■ **TASK DETAILS**
Each entry here needs to be set down again exactly, please; pictures are left out.

[Recorded data]
===============
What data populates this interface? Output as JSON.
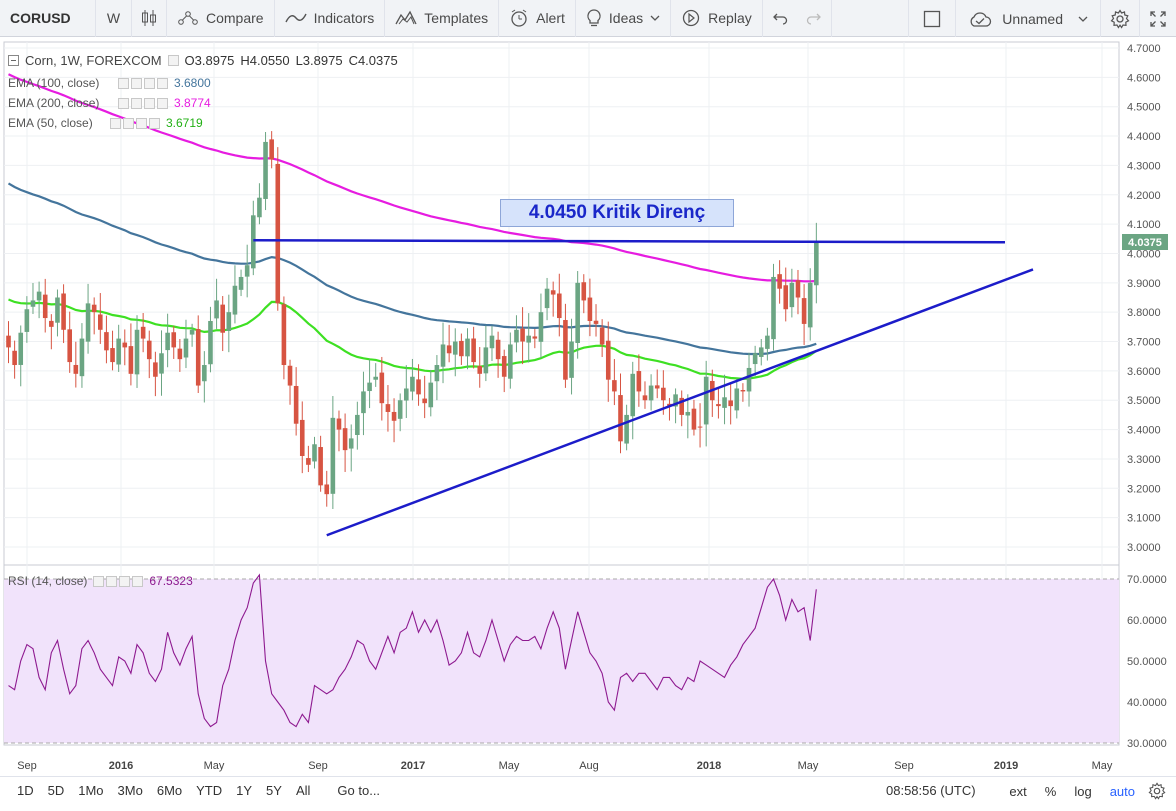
{
  "toolbar": {
    "symbol": "CORUSD",
    "interval": "W",
    "compare": "Compare",
    "indicators": "Indicators",
    "templates": "Templates",
    "alert": "Alert",
    "ideas": "Ideas",
    "replay": "Replay",
    "layout_name": "Unnamed"
  },
  "legend": {
    "title": "Corn, 1W, FOREXCOM",
    "open": "O3.8975",
    "high": "H4.0550",
    "low": "L3.8975",
    "close": "C4.0375",
    "ema100_label": "EMA (100, close)",
    "ema100_value": "3.6800",
    "ema200_label": "EMA (200, close)",
    "ema200_value": "3.8774",
    "ema50_label": "EMA (50, close)",
    "ema50_value": "3.6719",
    "rsi_label": "RSI (14, close)",
    "rsi_value": "67.5323"
  },
  "annotation": "4.0450 Kritik Direnç",
  "price_axis": [
    "4.7000",
    "4.6000",
    "4.5000",
    "4.4000",
    "4.3000",
    "4.2000",
    "4.1000",
    "4.0000",
    "3.9000",
    "3.8000",
    "3.7000",
    "3.6000",
    "3.5000",
    "3.4000",
    "3.3000",
    "3.2000",
    "3.1000",
    "3.0000"
  ],
  "last_price": "4.0375",
  "rsi_axis": [
    "70.0000",
    "60.0000",
    "50.0000",
    "40.0000",
    "30.0000"
  ],
  "time_axis": [
    {
      "label": "Sep",
      "bold": false
    },
    {
      "label": "2016",
      "bold": true
    },
    {
      "label": "May",
      "bold": false
    },
    {
      "label": "Sep",
      "bold": false
    },
    {
      "label": "2017",
      "bold": true
    },
    {
      "label": "May",
      "bold": false
    },
    {
      "label": "Aug",
      "bold": false
    },
    {
      "label": "2018",
      "bold": true
    },
    {
      "label": "May",
      "bold": false
    },
    {
      "label": "Sep",
      "bold": false
    },
    {
      "label": "2019",
      "bold": true
    },
    {
      "label": "May",
      "bold": false
    }
  ],
  "ranges": [
    "1D",
    "5D",
    "1Mo",
    "3Mo",
    "6Mo",
    "YTD",
    "1Y",
    "5Y",
    "All"
  ],
  "goto": "Go to...",
  "clock": "08:58:56 (UTC)",
  "bottom_right": {
    "ext": "ext",
    "pct": "%",
    "log": "log",
    "auto": "auto"
  },
  "colors": {
    "up": "#6ba583",
    "down": "#d75442",
    "ema50": "#3ee023",
    "ema100": "#44759c",
    "ema200": "#e61ce0",
    "trendline": "#1c1cc9",
    "rsi_line": "#8e1a90",
    "rsi_band": "#f1e3fb"
  },
  "chart_data": {
    "type": "candlestick",
    "interval": "1W",
    "ylim": [
      2.95,
      4.72
    ],
    "closes": [
      3.68,
      3.62,
      3.73,
      3.81,
      3.84,
      3.87,
      3.78,
      3.75,
      3.85,
      3.74,
      3.63,
      3.59,
      3.71,
      3.83,
      3.8,
      3.74,
      3.67,
      3.63,
      3.71,
      3.68,
      3.59,
      3.74,
      3.71,
      3.64,
      3.58,
      3.66,
      3.73,
      3.68,
      3.64,
      3.71,
      3.74,
      3.55,
      3.62,
      3.77,
      3.84,
      3.73,
      3.8,
      3.89,
      3.92,
      3.96,
      4.13,
      4.19,
      4.38,
      4.32,
      3.83,
      3.62,
      3.55,
      3.42,
      3.31,
      3.28,
      3.35,
      3.21,
      3.18,
      3.44,
      3.4,
      3.33,
      3.37,
      3.45,
      3.53,
      3.56,
      3.58,
      3.49,
      3.46,
      3.43,
      3.5,
      3.54,
      3.58,
      3.52,
      3.49,
      3.56,
      3.62,
      3.69,
      3.66,
      3.7,
      3.65,
      3.71,
      3.63,
      3.59,
      3.68,
      3.72,
      3.64,
      3.58,
      3.69,
      3.74,
      3.7,
      3.72,
      3.71,
      3.8,
      3.88,
      3.86,
      3.78,
      3.57,
      3.7,
      3.9,
      3.84,
      3.77,
      3.76,
      3.69,
      3.57,
      3.53,
      3.36,
      3.45,
      3.59,
      3.53,
      3.5,
      3.55,
      3.54,
      3.5,
      3.48,
      3.52,
      3.45,
      3.46,
      3.4,
      3.41,
      3.58,
      3.5,
      3.48,
      3.51,
      3.48,
      3.54,
      3.53,
      3.61,
      3.66,
      3.68,
      3.72,
      3.92,
      3.88,
      3.81,
      3.9,
      3.85,
      3.76,
      3.9,
      4.0375
    ],
    "horizontal_line": {
      "label": "4.0450 Kritik Direnç",
      "value": 4.045
    },
    "trendline_lows": [
      [
        52,
        3.04
      ],
      [
        131,
        3.66
      ]
    ],
    "rsi": [
      44,
      43,
      50,
      54,
      53,
      46,
      43,
      52,
      55,
      48,
      42,
      44,
      53,
      55,
      52,
      48,
      46,
      44,
      51,
      50,
      47,
      54,
      52,
      47,
      45,
      48,
      57,
      52,
      49,
      53,
      56,
      42,
      36,
      34,
      35,
      44,
      48,
      55,
      60,
      63,
      69,
      71,
      50,
      42,
      40,
      38,
      35,
      34,
      37,
      35,
      44,
      43,
      42,
      43,
      46,
      48,
      51,
      55,
      54,
      50,
      48,
      52,
      56,
      52,
      57,
      58,
      62,
      57,
      60,
      57,
      60,
      55,
      49,
      50,
      52,
      57,
      52,
      51,
      55,
      60,
      55,
      50,
      54,
      56,
      55,
      55,
      56,
      53,
      58,
      62,
      58,
      48,
      55,
      62,
      57,
      52,
      50,
      47,
      40,
      38,
      46,
      47,
      45,
      47,
      47,
      45,
      43,
      46,
      46,
      44,
      43,
      46,
      45,
      50,
      49,
      48,
      47,
      46,
      49,
      51,
      54,
      56,
      58,
      63,
      68,
      70,
      66,
      60,
      65,
      62,
      63,
      55,
      67.5
    ]
  }
}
===============
■ **RESPONSE TO THE EXERCISE**
What data populates this interface? Output as JSON.
{
  "toolbar": {
    "symbol": "CORUSD",
    "interval": "W",
    "compare": "Compare",
    "indicators": "Indicators",
    "templates": "Templates",
    "alert": "Alert",
    "ideas": "Ideas",
    "replay": "Replay",
    "layout_name": "Unnamed"
  },
  "legend": {
    "title": "Corn, 1W, FOREXCOM",
    "open": "O3.8975",
    "high": "H4.0550",
    "low": "L3.8975",
    "close": "C4.0375",
    "ema100_label": "EMA (100, close)",
    "ema100_value": "3.6800",
    "ema200_label": "EMA (200, close)",
    "ema200_value": "3.8774",
    "ema50_label": "EMA (50, close)",
    "ema50_value": "3.6719",
    "rsi_label": "RSI (14, close)",
    "rsi_value": "67.5323"
  },
  "annotation": "4.0450 Kritik Direnç",
  "price_axis": [
    "4.7000",
    "4.6000",
    "4.5000",
    "4.4000",
    "4.3000",
    "4.2000",
    "4.1000",
    "4.0000",
    "3.9000",
    "3.8000",
    "3.7000",
    "3.6000",
    "3.5000",
    "3.4000",
    "3.3000",
    "3.2000",
    "3.1000",
    "3.0000"
  ],
  "last_price": "4.0375",
  "rsi_axis": [
    "70.0000",
    "60.0000",
    "50.0000",
    "40.0000",
    "30.0000"
  ],
  "time_axis": [
    {
      "label": "Sep",
      "bold": false
    },
    {
      "label": "2016",
      "bold": true
    },
    {
      "label": "May",
      "bold": false
    },
    {
      "label": "Sep",
      "bold": false
    },
    {
      "label": "2017",
      "bold": true
    },
    {
      "label": "May",
      "bold": false
    },
    {
      "label": "Aug",
      "bold": false
    },
    {
      "label": "2018",
      "bold": true
    },
    {
      "label": "May",
      "bold": false
    },
    {
      "label": "Sep",
      "bold": false
    },
    {
      "label": "2019",
      "bold": true
    },
    {
      "label": "May",
      "bold": false
    }
  ],
  "ranges": [
    "1D",
    "5D",
    "1Mo",
    "3Mo",
    "6Mo",
    "YTD",
    "1Y",
    "5Y",
    "All"
  ],
  "goto": "Go to...",
  "clock": "08:58:56 (UTC)",
  "bottom_right": {
    "ext": "ext",
    "pct": "%",
    "log": "log",
    "auto": "auto"
  },
  "colors": {
    "up": "#6ba583",
    "down": "#d75442",
    "ema50": "#3ee023",
    "ema100": "#44759c",
    "ema200": "#e61ce0",
    "trendline": "#1c1cc9",
    "rsi_line": "#8e1a90",
    "rsi_band": "#f1e3fb"
  },
  "chart_data": {
    "type": "candlestick",
    "interval": "1W",
    "ylim": [
      2.95,
      4.72
    ],
    "closes": [
      3.68,
      3.62,
      3.73,
      3.81,
      3.84,
      3.87,
      3.78,
      3.75,
      3.85,
      3.74,
      3.63,
      3.59,
      3.71,
      3.83,
      3.8,
      3.74,
      3.67,
      3.63,
      3.71,
      3.68,
      3.59,
      3.74,
      3.71,
      3.64,
      3.58,
      3.66,
      3.73,
      3.68,
      3.64,
      3.71,
      3.74,
      3.55,
      3.62,
      3.77,
      3.84,
      3.73,
      3.8,
      3.89,
      3.92,
      3.96,
      4.13,
      4.19,
      4.38,
      4.32,
      3.83,
      3.62,
      3.55,
      3.42,
      3.31,
      3.28,
      3.35,
      3.21,
      3.18,
      3.44,
      3.4,
      3.33,
      3.37,
      3.45,
      3.53,
      3.56,
      3.58,
      3.49,
      3.46,
      3.43,
      3.5,
      3.54,
      3.58,
      3.52,
      3.49,
      3.56,
      3.62,
      3.69,
      3.66,
      3.7,
      3.65,
      3.71,
      3.63,
      3.59,
      3.68,
      3.72,
      3.64,
      3.58,
      3.69,
      3.74,
      3.7,
      3.72,
      3.71,
      3.8,
      3.88,
      3.86,
      3.78,
      3.57,
      3.7,
      3.9,
      3.84,
      3.77,
      3.76,
      3.69,
      3.57,
      3.53,
      3.36,
      3.45,
      3.59,
      3.53,
      3.5,
      3.55,
      3.54,
      3.5,
      3.48,
      3.52,
      3.45,
      3.46,
      3.4,
      3.41,
      3.58,
      3.5,
      3.48,
      3.51,
      3.48,
      3.54,
      3.53,
      3.61,
      3.66,
      3.68,
      3.72,
      3.92,
      3.88,
      3.81,
      3.9,
      3.85,
      3.76,
      3.9,
      4.0375
    ],
    "horizontal_line": {
      "label": "4.0450 Kritik Direnç",
      "value": 4.045
    },
    "trendline_lows": [
      [
        52,
        3.04
      ],
      [
        131,
        3.66
      ]
    ],
    "rsi": [
      44,
      43,
      50,
      54,
      53,
      46,
      43,
      52,
      55,
      48,
      42,
      44,
      53,
      55,
      52,
      48,
      46,
      44,
      51,
      50,
      47,
      54,
      52,
      47,
      45,
      48,
      57,
      52,
      49,
      53,
      56,
      42,
      36,
      34,
      35,
      44,
      48,
      55,
      60,
      63,
      69,
      71,
      50,
      42,
      40,
      38,
      35,
      34,
      37,
      35,
      44,
      43,
      42,
      43,
      46,
      48,
      51,
      55,
      54,
      50,
      48,
      52,
      56,
      52,
      57,
      58,
      62,
      57,
      60,
      57,
      60,
      55,
      49,
      50,
      52,
      57,
      52,
      51,
      55,
      60,
      55,
      50,
      54,
      56,
      55,
      55,
      56,
      53,
      58,
      62,
      58,
      48,
      55,
      62,
      57,
      52,
      50,
      47,
      40,
      38,
      46,
      47,
      45,
      47,
      47,
      45,
      43,
      46,
      46,
      44,
      43,
      46,
      45,
      50,
      49,
      48,
      47,
      46,
      49,
      51,
      54,
      56,
      58,
      63,
      68,
      70,
      66,
      60,
      65,
      62,
      63,
      55,
      67.5
    ]
  }
}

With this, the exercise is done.